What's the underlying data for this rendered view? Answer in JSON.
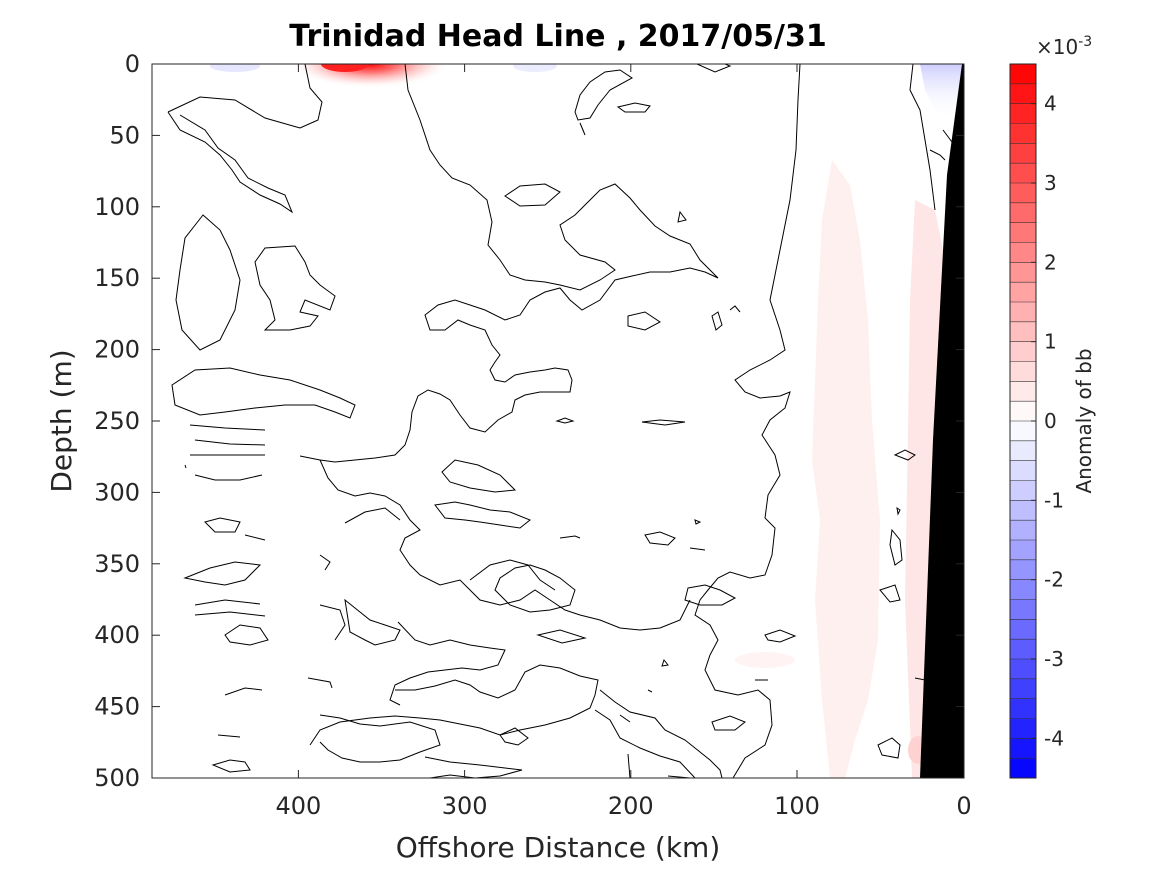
{
  "chart_data": {
    "type": "contour",
    "title": "Trinidad Head Line , 2017/05/31",
    "xlabel": "Offshore Distance (km)",
    "ylabel": "Depth (m)",
    "x_axis_direction": "reversed",
    "xlim": [
      490,
      0
    ],
    "ylim": [
      0,
      500
    ],
    "y_axis_direction": "reversed",
    "x_ticks": [
      400,
      300,
      200,
      100,
      0
    ],
    "x_tick_labels": [
      "400",
      "300",
      "200",
      "100",
      "0"
    ],
    "y_ticks": [
      0,
      50,
      100,
      150,
      200,
      250,
      300,
      350,
      400,
      450,
      500
    ],
    "y_tick_labels": [
      "0",
      "50",
      "100",
      "150",
      "200",
      "250",
      "300",
      "350",
      "400",
      "450",
      "500"
    ],
    "colorbar": {
      "label": "Anomaly of bb",
      "exponent_label": "×10",
      "exponent_power": "-3",
      "range": [
        -4.5,
        4.5
      ],
      "ticks": [
        4,
        3,
        2,
        1,
        0,
        -1,
        -2,
        -3,
        -4
      ],
      "tick_labels": [
        "4",
        "3",
        "2",
        "1",
        "0",
        "-1",
        "-2",
        "-3",
        "-4"
      ],
      "colormap": "blue-white-red",
      "levels": 36
    },
    "features": [
      {
        "name": "surface-maximum",
        "x_km": 375,
        "depth_m": 0,
        "value": 4.5
      },
      {
        "name": "nearshore-positive-band",
        "x_range_km": [
          20,
          90
        ],
        "depth_range_m": [
          50,
          500
        ],
        "value": 0.5
      },
      {
        "name": "bottom-topography",
        "x_range_km": [
          0,
          25
        ],
        "depth_range_m": [
          0,
          500
        ],
        "fill": "black"
      }
    ],
    "grid": false
  },
  "colors": {
    "positive": "#ff0000",
    "negative": "#0000ff",
    "zero": "#ffffff",
    "topography": "#000000",
    "contour_line": "#000000"
  }
}
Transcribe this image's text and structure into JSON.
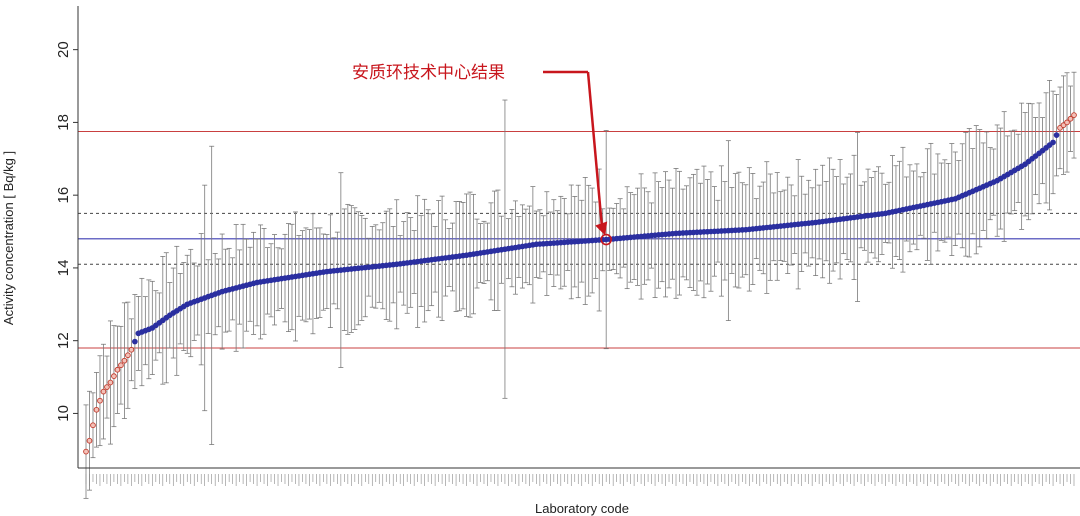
{
  "chart_data": {
    "type": "scatter",
    "title": "",
    "xlabel": "Laboratory code",
    "ylabel": "Activity concentration  [ Bq/kg ]",
    "ylim": [
      8.5,
      21.2
    ],
    "yticks": [
      10,
      12,
      14,
      16,
      18,
      20
    ],
    "grid": false,
    "legend": "none",
    "n_labs": 284,
    "reference_lines": {
      "assigned_value": 14.8,
      "inner_limits": [
        14.1,
        15.5
      ],
      "outer_limits": [
        11.8,
        17.75
      ]
    },
    "highlight": {
      "label": "安质环技术中心结果",
      "rank": 150,
      "value": 14.78,
      "uncertainty": 3.0
    },
    "series": [
      {
        "values_outline": [
          {
            "rank": 1,
            "value": 8.95
          },
          {
            "rank": 2,
            "value": 9.25
          },
          {
            "rank": 4,
            "value": 10.1
          },
          {
            "rank": 6,
            "value": 10.6
          },
          {
            "rank": 8,
            "value": 10.85
          },
          {
            "rank": 10,
            "value": 11.2
          },
          {
            "rank": 12,
            "value": 11.45
          },
          {
            "rank": 14,
            "value": 11.75
          },
          {
            "rank": 16,
            "value": 12.2
          },
          {
            "rank": 20,
            "value": 12.35
          },
          {
            "rank": 25,
            "value": 12.7
          },
          {
            "rank": 30,
            "value": 13.0
          },
          {
            "rank": 40,
            "value": 13.35
          },
          {
            "rank": 50,
            "value": 13.6
          },
          {
            "rank": 70,
            "value": 13.9
          },
          {
            "rank": 90,
            "value": 14.1
          },
          {
            "rank": 110,
            "value": 14.35
          },
          {
            "rank": 130,
            "value": 14.65
          },
          {
            "rank": 150,
            "value": 14.78
          },
          {
            "rank": 170,
            "value": 14.95
          },
          {
            "rank": 190,
            "value": 15.05
          },
          {
            "rank": 210,
            "value": 15.25
          },
          {
            "rank": 230,
            "value": 15.5
          },
          {
            "rank": 250,
            "value": 15.9
          },
          {
            "rank": 262,
            "value": 16.4
          },
          {
            "rank": 270,
            "value": 16.85
          },
          {
            "rank": 276,
            "value": 17.3
          },
          {
            "rank": 278,
            "value": 17.45
          },
          {
            "rank": 280,
            "value": 17.85
          },
          {
            "rank": 282,
            "value": 18.0
          },
          {
            "rank": 284,
            "value": 18.2
          }
        ],
        "typical_uncertainty": 1.4,
        "outlier_ranks_low": 14,
        "outlier_ranks_high": 5,
        "marker_color": "#2a2fa0",
        "outlier_color": "#c0392b"
      }
    ],
    "colors": {
      "assigned_line": "#3b3bb3",
      "outer_limit_line": "#c94040",
      "inner_limit_line": "#444444",
      "errorbar": "#7a7a7a",
      "annotation": "#c8161d"
    }
  }
}
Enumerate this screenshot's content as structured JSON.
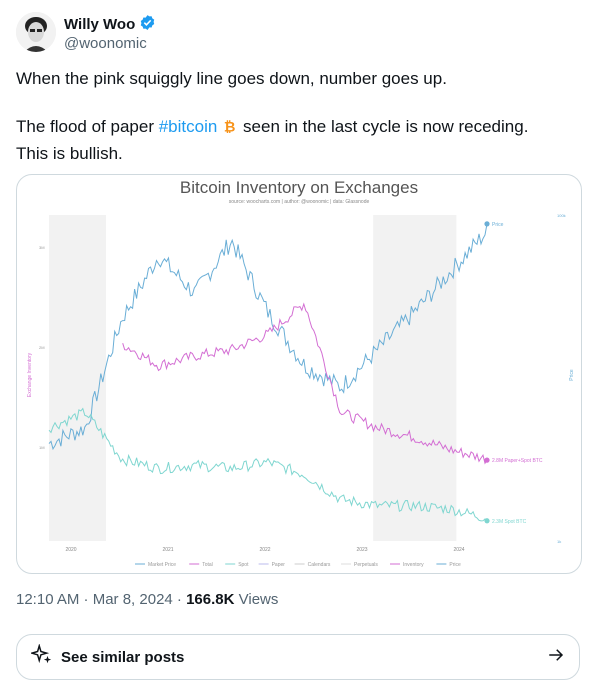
{
  "author": {
    "name": "Willy Woo",
    "handle": "@woonomic"
  },
  "tweet": {
    "line1": "When the pink squiggly line goes down, number goes up.",
    "line2_pre": "The flood of paper ",
    "hashtag": "#bitcoin",
    "line2_post": " seen in the last cycle is now receding.",
    "line3": "This is bullish."
  },
  "chart_data": {
    "type": "line",
    "title": "Bitcoin Inventory on Exchanges",
    "source": "source: woocharts.com | author: @woonomic | data: Glassnode",
    "ylabel": "Exchange Inventory",
    "ylabel_right": "Price",
    "x_ticks": [
      "2020",
      "2021",
      "2022",
      "2023",
      "2024"
    ],
    "left_ticks": [
      "3M",
      "2M",
      "1M"
    ],
    "right_ticks": [
      "100k",
      "1k"
    ],
    "series": [
      {
        "name": "Price",
        "color": "#6aaed6",
        "values": [
          0.3,
          0.35,
          0.7,
          0.9,
          0.78,
          0.95,
          0.72,
          0.55,
          0.48,
          0.6,
          0.72,
          0.85,
          0.98
        ]
      },
      {
        "name": "Paper+Spot BTC",
        "color": "#d36ed3",
        "values": [
          null,
          null,
          0.62,
          0.55,
          0.58,
          0.6,
          0.65,
          0.75,
          0.4,
          0.35,
          0.32,
          0.28,
          0.25
        ]
      },
      {
        "name": "Spot BTC",
        "color": "#7fd6d0",
        "values": [
          0.35,
          0.4,
          0.25,
          0.22,
          0.23,
          0.22,
          0.24,
          0.2,
          0.12,
          0.1,
          0.1,
          0.09,
          0.06
        ]
      }
    ],
    "end_labels": [
      "Price",
      "2.8M Paper+Spot BTC",
      "2.3M Spot BTC"
    ],
    "legend": [
      "Market Price",
      "Total",
      "Spot",
      "Paper",
      "Calendars",
      "Perpetuals",
      "Inventory",
      "Price"
    ],
    "shaded_regions": [
      [
        0.0,
        0.13
      ],
      [
        0.74,
        0.93
      ]
    ]
  },
  "meta": {
    "time": "12:10 AM · Mar 8, 2024 · ",
    "views_count": "166.8K",
    "views_label": " Views"
  },
  "similar": {
    "label": "See similar posts"
  }
}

-=-=-=-=-

▶ [DO THIS]
Copy out every line of the data that includes "name".

▶ [SOLUTION]
        "name": "surface-maximum",
        "name": "nearshore-positive-band",
        "name": "bottom-topography",
    "name": "Willy Woo",
        "name": "Price",
        "name": "Paper+Spot BTC",
        "name": "Spot BTC",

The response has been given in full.